Task objective: Take the listing and print it in full, exactly as given.

begin Records to process

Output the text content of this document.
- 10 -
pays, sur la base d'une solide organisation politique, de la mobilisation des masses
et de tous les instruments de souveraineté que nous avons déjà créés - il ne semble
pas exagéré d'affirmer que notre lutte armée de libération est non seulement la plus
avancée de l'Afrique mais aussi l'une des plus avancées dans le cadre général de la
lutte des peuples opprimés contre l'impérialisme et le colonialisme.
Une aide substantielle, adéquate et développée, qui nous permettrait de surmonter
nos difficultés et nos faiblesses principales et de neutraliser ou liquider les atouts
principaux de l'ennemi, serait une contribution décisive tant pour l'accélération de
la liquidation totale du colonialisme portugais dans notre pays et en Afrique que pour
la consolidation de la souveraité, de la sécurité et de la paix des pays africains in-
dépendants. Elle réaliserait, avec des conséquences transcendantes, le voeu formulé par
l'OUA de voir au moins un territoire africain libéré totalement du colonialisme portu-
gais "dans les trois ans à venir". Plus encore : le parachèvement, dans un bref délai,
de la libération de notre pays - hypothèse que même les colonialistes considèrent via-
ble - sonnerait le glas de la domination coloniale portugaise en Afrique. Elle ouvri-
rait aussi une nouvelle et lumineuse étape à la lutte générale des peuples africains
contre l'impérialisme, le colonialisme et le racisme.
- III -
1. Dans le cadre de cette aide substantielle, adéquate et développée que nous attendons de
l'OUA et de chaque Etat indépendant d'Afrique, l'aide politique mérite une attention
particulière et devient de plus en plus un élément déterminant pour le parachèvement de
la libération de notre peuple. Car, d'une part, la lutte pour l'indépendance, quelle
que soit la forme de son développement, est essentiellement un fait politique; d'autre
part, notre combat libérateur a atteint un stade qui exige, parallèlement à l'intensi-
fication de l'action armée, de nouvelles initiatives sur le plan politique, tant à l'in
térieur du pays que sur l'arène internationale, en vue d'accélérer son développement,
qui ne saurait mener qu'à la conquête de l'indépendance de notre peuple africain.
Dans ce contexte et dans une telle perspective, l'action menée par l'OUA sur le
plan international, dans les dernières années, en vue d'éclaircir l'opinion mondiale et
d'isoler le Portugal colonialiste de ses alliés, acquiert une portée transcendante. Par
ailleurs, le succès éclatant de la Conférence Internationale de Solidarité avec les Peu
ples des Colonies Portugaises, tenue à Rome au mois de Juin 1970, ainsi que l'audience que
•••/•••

end Records to process

Full output:
Output the text content of this document.
- 10 -
pays, sur la base d'une solide organisation politique, de la mobilisation des masses
et de tous les instruments de souveraineté que nous avons déjà créés - il ne semble
pas exagéré d'affirmer que notre lutte armée de libération est non seulement la plus
avancée de l'Afrique mais aussi l'une des plus avancées dans le cadre général de la
lutte des peuples opprimés contre l'impérialisme et le colonialisme.
Une aide substantielle, adéquate et développée, qui nous permettrait de surmonter
nos difficultés et nos faiblesses principales et de neutraliser ou liquider les atouts
principaux de l'ennemi, serait une contribution décisive tant pour l'accélération de
la liquidation totale du colonialisme portugais dans notre pays et en Afrique que pour
la consolidation de la souveraité, de la sécurité et de la paix des pays africains in-
dépendants. Elle réaliserait, avec des conséquences transcendantes, le voeu formulé par
l'OUA de voir au moins un territoire africain libéré totalement du colonialisme portu-
gais "dans les trois ans à venir". Plus encore : le parachèvement, dans un bref délai,
de la libération de notre pays - hypothèse que même les colonialistes considèrent via-
ble - sonnerait le glas de la domination coloniale portugaise en Afrique. Elle ouvri-
rait aussi une nouvelle et lumineuse étape à la lutte générale des peuples africains
contre l'impérialisme, le colonialisme et le racisme.
- III -
1. Dans le cadre de cette aide substantielle, adéquate et développée que nous attendons de
l'OUA et de chaque Etat indépendant d'Afrique, l'aide politique mérite une attention
particulière et devient de plus en plus un élément déterminant pour le parachèvement de
la libération de notre peuple. Car, d'une part, la lutte pour l'indépendance, quelle
que soit la forme de son développement, est essentiellement un fait politique; d'autre
part, notre combat libérateur a atteint un stade qui exige, parallèlement à l'intensi-
fication de l'action armée, de nouvelles initiatives sur le plan politique, tant à l'in
térieur du pays que sur l'arène internationale, en vue d'accélérer son développement,
qui ne saurait mener qu'à la conquête de l'indépendance de notre peuple africain.
Dans ce contexte et dans une telle perspective, l'action menée par l'OUA sur le
plan international, dans les dernières années, en vue d'éclaircir l'opinion mondiale et
d'isoler le Portugal colonialiste de ses alliés, acquiert une portée transcendante. Par
ailleurs, le succès éclatant de la Conférence Internationale de Solidarité avec les Peu
ples des Colonies Portugaises, tenue à Rome au mois de Juin 1970, ainsi que l'audience que
•••/•••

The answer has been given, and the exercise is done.